-- INSTRUCTIONS FOR THE TASK --
Report the number of lines that hold the string "engage". Leave out any other text.

-- AVAILABLE RECORDS --
▬▬▬▬▬▬

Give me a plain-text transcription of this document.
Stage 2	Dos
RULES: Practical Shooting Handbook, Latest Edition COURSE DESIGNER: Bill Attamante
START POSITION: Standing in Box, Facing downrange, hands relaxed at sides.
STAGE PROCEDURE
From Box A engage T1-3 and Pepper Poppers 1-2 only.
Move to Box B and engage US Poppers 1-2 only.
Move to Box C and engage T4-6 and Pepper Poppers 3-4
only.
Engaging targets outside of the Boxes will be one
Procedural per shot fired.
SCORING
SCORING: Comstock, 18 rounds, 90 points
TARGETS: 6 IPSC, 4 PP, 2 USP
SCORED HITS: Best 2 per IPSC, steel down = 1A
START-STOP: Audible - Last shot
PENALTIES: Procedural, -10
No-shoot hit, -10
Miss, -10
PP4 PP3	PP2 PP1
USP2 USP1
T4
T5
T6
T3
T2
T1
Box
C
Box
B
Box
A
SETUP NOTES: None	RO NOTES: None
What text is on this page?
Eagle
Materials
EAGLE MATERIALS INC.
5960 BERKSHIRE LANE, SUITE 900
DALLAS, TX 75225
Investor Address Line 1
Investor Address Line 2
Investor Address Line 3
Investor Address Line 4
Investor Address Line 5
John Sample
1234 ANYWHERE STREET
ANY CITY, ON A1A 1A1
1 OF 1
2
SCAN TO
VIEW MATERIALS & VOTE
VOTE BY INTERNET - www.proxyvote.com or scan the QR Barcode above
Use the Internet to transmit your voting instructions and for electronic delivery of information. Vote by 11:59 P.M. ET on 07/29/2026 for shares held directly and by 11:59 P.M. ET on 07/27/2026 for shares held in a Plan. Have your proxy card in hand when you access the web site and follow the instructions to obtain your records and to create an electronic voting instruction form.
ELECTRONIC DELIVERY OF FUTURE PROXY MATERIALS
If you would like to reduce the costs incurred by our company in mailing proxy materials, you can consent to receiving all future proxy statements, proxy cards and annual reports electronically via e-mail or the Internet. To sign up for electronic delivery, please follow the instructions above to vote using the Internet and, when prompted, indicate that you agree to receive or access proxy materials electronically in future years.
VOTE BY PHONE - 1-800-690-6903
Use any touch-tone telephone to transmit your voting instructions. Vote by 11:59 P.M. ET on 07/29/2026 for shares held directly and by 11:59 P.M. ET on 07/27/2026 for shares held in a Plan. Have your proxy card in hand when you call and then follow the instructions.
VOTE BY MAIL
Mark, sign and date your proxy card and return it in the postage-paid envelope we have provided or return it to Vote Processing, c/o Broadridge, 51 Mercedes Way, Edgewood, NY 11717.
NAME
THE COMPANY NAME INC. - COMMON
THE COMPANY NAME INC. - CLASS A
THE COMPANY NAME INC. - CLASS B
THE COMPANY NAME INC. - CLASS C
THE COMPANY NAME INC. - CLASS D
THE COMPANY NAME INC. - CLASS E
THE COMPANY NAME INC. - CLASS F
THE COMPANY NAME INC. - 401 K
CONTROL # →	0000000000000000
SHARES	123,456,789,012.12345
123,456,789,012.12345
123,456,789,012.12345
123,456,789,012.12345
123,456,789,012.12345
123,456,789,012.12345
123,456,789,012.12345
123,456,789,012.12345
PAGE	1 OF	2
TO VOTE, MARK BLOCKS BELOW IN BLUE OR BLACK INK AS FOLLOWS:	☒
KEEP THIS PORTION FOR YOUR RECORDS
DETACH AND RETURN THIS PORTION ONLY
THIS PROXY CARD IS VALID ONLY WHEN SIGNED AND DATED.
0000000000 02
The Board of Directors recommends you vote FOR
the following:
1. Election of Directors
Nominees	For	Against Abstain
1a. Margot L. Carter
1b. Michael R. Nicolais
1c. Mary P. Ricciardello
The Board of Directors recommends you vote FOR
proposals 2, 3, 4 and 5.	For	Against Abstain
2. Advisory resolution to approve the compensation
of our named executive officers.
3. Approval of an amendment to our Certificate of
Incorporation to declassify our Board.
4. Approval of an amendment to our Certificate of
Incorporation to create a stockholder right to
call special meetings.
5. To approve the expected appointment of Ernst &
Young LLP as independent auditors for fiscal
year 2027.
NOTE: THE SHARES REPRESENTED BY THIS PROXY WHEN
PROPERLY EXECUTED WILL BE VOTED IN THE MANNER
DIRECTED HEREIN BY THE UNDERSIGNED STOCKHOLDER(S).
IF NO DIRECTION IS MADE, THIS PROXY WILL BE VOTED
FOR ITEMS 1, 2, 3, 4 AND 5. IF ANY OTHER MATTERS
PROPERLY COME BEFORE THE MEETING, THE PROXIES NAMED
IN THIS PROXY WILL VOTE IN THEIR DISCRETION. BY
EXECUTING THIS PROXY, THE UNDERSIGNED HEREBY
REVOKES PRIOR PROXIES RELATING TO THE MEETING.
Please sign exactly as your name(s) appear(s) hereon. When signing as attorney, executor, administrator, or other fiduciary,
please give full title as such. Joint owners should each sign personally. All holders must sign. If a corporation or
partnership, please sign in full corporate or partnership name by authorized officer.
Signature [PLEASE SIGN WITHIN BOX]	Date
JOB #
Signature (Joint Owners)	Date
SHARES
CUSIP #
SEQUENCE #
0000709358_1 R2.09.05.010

▬▬▬▬▬▬

-- WRITTEN SOLUTION --
3